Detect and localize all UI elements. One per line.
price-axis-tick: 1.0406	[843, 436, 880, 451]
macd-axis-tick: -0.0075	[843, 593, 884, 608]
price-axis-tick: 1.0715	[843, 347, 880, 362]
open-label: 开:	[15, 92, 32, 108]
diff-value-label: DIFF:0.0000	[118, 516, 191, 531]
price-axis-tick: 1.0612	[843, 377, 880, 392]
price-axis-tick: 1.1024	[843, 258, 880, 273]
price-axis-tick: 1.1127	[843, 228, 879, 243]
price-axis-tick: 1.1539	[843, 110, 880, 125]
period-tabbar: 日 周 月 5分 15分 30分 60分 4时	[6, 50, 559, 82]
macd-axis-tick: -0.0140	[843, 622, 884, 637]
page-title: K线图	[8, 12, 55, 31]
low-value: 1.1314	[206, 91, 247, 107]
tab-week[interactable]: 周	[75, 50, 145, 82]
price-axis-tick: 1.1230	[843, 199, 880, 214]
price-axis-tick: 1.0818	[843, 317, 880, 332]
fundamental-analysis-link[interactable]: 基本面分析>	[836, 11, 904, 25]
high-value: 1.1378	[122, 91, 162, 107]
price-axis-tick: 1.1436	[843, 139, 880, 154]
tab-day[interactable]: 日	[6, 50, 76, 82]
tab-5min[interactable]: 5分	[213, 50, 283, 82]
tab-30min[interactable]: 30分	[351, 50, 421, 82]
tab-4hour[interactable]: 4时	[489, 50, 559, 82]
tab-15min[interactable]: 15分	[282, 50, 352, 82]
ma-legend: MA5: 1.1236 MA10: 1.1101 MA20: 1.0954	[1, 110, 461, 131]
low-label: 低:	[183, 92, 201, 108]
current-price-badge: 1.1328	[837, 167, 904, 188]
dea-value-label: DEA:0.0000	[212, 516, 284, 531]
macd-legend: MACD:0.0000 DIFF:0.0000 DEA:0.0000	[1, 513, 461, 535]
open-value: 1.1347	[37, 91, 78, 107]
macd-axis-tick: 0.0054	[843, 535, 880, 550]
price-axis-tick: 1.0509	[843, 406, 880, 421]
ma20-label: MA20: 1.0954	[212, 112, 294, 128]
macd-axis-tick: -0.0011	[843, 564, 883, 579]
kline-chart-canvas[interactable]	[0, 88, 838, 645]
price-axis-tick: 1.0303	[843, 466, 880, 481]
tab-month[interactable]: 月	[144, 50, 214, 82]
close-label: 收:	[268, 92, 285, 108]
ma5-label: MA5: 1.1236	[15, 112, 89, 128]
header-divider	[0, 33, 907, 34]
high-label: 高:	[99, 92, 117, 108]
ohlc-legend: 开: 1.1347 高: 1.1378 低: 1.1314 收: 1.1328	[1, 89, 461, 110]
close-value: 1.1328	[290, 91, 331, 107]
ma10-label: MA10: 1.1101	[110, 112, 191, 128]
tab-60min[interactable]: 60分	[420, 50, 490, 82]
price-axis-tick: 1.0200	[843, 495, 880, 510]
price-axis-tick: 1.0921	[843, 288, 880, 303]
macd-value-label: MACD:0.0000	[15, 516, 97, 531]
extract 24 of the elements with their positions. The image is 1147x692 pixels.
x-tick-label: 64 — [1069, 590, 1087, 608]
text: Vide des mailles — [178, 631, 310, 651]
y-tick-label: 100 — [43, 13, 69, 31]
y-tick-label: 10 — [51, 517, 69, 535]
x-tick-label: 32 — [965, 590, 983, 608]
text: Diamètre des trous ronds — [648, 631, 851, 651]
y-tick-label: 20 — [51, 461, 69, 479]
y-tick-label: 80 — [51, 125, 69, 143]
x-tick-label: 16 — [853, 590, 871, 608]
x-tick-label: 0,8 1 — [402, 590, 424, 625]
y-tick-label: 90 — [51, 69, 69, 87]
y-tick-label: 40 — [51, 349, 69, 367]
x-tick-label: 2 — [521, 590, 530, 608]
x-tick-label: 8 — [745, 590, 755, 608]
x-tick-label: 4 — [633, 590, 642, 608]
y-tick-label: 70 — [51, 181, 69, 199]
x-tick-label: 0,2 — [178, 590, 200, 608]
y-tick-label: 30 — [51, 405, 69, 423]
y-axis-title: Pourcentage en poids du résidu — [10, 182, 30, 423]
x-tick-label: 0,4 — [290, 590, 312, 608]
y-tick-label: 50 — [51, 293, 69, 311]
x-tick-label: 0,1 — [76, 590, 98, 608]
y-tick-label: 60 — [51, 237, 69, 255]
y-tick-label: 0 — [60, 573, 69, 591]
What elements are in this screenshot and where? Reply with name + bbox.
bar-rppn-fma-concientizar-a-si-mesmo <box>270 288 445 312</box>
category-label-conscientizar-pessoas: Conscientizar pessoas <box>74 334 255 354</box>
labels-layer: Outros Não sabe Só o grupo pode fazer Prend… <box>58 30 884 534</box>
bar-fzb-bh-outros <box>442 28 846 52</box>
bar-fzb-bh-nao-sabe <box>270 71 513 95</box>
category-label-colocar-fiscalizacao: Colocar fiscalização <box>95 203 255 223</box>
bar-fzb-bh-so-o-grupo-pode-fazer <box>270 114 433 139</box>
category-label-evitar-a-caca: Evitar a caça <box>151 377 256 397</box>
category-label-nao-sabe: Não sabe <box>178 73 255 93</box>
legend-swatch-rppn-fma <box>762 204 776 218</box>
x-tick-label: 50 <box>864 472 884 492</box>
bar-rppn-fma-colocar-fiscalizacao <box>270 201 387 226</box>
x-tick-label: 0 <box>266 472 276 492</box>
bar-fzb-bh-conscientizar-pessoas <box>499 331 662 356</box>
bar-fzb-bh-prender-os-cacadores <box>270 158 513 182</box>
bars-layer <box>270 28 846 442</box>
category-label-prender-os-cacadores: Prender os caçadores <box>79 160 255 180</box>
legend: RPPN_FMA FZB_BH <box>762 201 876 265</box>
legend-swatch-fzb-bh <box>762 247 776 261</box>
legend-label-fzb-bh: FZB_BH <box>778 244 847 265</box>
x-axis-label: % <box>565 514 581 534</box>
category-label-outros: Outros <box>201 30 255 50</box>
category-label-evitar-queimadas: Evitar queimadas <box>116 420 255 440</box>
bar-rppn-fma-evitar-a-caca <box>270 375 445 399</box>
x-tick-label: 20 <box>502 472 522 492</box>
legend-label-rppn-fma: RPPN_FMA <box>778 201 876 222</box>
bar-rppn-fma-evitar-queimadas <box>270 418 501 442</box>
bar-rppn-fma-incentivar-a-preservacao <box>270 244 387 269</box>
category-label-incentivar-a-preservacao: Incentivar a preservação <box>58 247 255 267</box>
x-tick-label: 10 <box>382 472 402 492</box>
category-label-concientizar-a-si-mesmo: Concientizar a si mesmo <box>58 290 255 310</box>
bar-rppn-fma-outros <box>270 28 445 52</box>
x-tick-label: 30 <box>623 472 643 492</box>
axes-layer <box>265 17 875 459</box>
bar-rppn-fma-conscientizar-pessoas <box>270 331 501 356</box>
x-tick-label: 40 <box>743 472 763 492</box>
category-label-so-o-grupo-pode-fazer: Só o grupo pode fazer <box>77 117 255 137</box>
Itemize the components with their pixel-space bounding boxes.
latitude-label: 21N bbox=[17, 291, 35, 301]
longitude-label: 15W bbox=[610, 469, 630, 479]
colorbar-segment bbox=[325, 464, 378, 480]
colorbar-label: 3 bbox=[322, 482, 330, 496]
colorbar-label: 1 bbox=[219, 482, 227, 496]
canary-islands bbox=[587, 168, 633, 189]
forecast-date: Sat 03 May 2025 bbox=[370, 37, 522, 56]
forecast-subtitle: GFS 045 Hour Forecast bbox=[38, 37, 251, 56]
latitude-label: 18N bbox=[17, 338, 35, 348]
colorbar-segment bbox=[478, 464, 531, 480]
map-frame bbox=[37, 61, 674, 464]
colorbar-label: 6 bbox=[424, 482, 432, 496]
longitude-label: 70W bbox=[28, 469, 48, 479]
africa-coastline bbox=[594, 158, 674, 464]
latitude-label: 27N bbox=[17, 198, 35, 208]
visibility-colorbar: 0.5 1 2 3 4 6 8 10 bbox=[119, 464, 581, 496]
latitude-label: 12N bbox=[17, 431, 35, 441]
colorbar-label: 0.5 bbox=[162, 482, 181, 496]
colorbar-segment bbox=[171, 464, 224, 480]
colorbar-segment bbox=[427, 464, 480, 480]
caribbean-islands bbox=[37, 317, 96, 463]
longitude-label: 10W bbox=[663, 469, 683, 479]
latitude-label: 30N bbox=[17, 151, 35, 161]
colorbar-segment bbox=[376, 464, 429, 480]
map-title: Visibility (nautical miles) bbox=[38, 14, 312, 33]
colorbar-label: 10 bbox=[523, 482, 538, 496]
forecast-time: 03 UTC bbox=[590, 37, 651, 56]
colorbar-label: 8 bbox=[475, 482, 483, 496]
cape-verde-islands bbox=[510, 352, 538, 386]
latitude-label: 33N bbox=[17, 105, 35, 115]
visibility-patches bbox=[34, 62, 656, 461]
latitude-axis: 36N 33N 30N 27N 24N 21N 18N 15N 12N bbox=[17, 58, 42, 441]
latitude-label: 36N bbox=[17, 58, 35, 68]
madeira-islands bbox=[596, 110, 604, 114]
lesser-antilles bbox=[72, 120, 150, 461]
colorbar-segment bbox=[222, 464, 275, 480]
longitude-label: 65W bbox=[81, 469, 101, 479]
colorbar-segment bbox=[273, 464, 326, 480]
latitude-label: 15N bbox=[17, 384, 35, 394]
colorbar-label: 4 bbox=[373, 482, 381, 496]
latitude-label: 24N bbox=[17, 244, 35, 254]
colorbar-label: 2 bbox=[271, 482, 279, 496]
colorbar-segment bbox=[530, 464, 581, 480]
=-=-=-=-=
→ **What you should do**
Reproduce the records from their first line through the line containing "50, 145, 82]", switching each occurrence of "price-axis-tick" to "price-scale-label" and leaving everything else unchanged.

→ **Written solution**
Detect and localize all UI elements. One per line.
price-scale-label: 1.0406	[843, 436, 880, 451]
macd-axis-tick: -0.0075	[843, 593, 884, 608]
price-scale-label: 1.0715	[843, 347, 880, 362]
open-label: 开:	[15, 92, 32, 108]
diff-value-label: DIFF:0.0000	[118, 516, 191, 531]
price-scale-label: 1.0612	[843, 377, 880, 392]
price-scale-label: 1.1024	[843, 258, 880, 273]
price-scale-label: 1.1127	[843, 228, 879, 243]
price-scale-label: 1.1539	[843, 110, 880, 125]
period-tabbar: 日 周 月 5分 15分 30分 60分 4时	[6, 50, 559, 82]
macd-axis-tick: -0.0140	[843, 622, 884, 637]
page-title: K线图	[8, 12, 55, 31]
low-value: 1.1314	[206, 91, 247, 107]
tab-week[interactable]: 周	[75, 50, 145, 82]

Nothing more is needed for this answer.